*Given instruction*
Write out all of the entries exactly, please.

*Extracted data entries*
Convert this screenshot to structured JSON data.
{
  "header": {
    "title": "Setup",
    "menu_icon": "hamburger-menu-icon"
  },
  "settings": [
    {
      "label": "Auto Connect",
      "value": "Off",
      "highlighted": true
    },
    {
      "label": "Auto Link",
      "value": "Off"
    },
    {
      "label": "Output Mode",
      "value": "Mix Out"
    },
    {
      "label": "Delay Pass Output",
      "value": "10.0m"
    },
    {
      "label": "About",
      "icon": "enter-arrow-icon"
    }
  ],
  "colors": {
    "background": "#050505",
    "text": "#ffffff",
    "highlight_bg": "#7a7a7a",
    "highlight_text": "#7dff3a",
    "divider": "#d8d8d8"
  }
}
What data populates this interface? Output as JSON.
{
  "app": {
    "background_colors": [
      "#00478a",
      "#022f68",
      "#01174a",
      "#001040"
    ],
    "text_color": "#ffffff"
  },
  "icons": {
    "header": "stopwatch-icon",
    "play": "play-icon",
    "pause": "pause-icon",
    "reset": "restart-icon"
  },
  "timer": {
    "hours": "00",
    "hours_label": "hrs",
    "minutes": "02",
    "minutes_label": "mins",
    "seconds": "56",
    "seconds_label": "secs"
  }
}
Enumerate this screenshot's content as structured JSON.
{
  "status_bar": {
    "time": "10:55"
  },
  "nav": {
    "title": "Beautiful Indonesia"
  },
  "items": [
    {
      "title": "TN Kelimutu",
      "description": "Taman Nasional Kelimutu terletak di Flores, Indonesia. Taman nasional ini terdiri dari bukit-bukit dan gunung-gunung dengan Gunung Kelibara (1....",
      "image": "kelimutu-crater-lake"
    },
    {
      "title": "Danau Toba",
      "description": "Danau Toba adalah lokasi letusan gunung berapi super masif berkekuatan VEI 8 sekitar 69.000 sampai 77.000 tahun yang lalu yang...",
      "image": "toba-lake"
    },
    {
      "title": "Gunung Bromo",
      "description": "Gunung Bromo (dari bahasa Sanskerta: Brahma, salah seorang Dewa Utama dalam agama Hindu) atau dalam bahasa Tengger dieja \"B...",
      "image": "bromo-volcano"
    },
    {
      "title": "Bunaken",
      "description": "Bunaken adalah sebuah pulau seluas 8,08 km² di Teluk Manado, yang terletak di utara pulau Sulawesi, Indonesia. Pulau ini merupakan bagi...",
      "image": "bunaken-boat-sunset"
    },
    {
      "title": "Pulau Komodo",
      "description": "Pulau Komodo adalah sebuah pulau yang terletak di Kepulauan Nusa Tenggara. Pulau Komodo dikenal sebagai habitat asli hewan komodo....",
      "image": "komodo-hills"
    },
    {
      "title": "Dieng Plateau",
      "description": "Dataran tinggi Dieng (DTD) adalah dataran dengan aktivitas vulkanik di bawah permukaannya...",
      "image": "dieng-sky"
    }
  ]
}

*Answer*
Convert this screenshot to structured JSON data.
{
  "header": {
    "title": "Setup",
    "menu_icon": "hamburger-menu-icon"
  },
  "settings": [
    {
      "label": "Auto Connect",
      "value": "Off",
      "highlighted": true
    },
    {
      "label": "Auto Link",
      "value": "Off"
    },
    {
      "label": "Output Mode",
      "value": "Mix Out"
    },
    {
      "label": "Delay Pass Output",
      "value": "10.0m"
    },
    {
      "label": "About",
      "icon": "enter-arrow-icon"
    }
  ],
  "colors": {
    "background": "#050505",
    "text": "#ffffff",
    "highlight_bg": "#7a7a7a",
    "highlight_text": "#7dff3a",
    "divider": "#d8d8d8"
  }
}
What data populates this interface? Output as JSON.
{
  "app": {
    "background_colors": [
      "#00478a",
      "#022f68",
      "#01174a",
      "#001040"
    ],
    "text_color": "#ffffff"
  },
  "icons": {
    "header": "stopwatch-icon",
    "play": "play-icon",
    "pause": "pause-icon",
    "reset": "restart-icon"
  },
  "timer": {
    "hours": "00",
    "hours_label": "hrs",
    "minutes": "02",
    "minutes_label": "mins",
    "seconds": "56",
    "seconds_label": "secs"
  }
}
Enumerate this screenshot's content as structured JSON.
{
  "status_bar": {
    "time": "10:55"
  },
  "nav": {
    "title": "Beautiful Indonesia"
  },
  "items": [
    {
      "title": "TN Kelimutu",
      "description": "Taman Nasional Kelimutu terletak di Flores, Indonesia. Taman nasional ini terdiri dari bukit-bukit dan gunung-gunung dengan Gunung Kelibara (1....",
      "image": "kelimutu-crater-lake"
    },
    {
      "title": "Danau Toba",
      "description": "Danau Toba adalah lokasi letusan gunung berapi super masif berkekuatan VEI 8 sekitar 69.000 sampai 77.000 tahun yang lalu yang...",
      "image": "toba-lake"
    },
    {
      "title": "Gunung Bromo",
      "description": "Gunung Bromo (dari bahasa Sanskerta: Brahma, salah seorang Dewa Utama dalam agama Hindu) atau dalam bahasa Tengger dieja \"B...",
      "image": "bromo-volcano"
    },
    {
      "title": "Bunaken",
      "description": "Bunaken adalah sebuah pulau seluas 8,08 km² di Teluk Manado, yang terletak di utara pulau Sulawesi, Indonesia. Pulau ini merupakan bagi...",
      "image": "bunaken-boat-sunset"
    },
    {
      "title": "Pulau Komodo",
      "description": "Pulau Komodo adalah sebuah pulau yang terletak di Kepulauan Nusa Tenggara. Pulau Komodo dikenal sebagai habitat asli hewan komodo....",
      "image": "komodo-hills"
    },
    {
      "title": "Dieng Plateau",
      "description": "Dataran tinggi Dieng (DTD) adalah dataran dengan aktivitas vulkanik di bawah permukaannya...",
      "image": "dieng-sky"
    }
  ]
}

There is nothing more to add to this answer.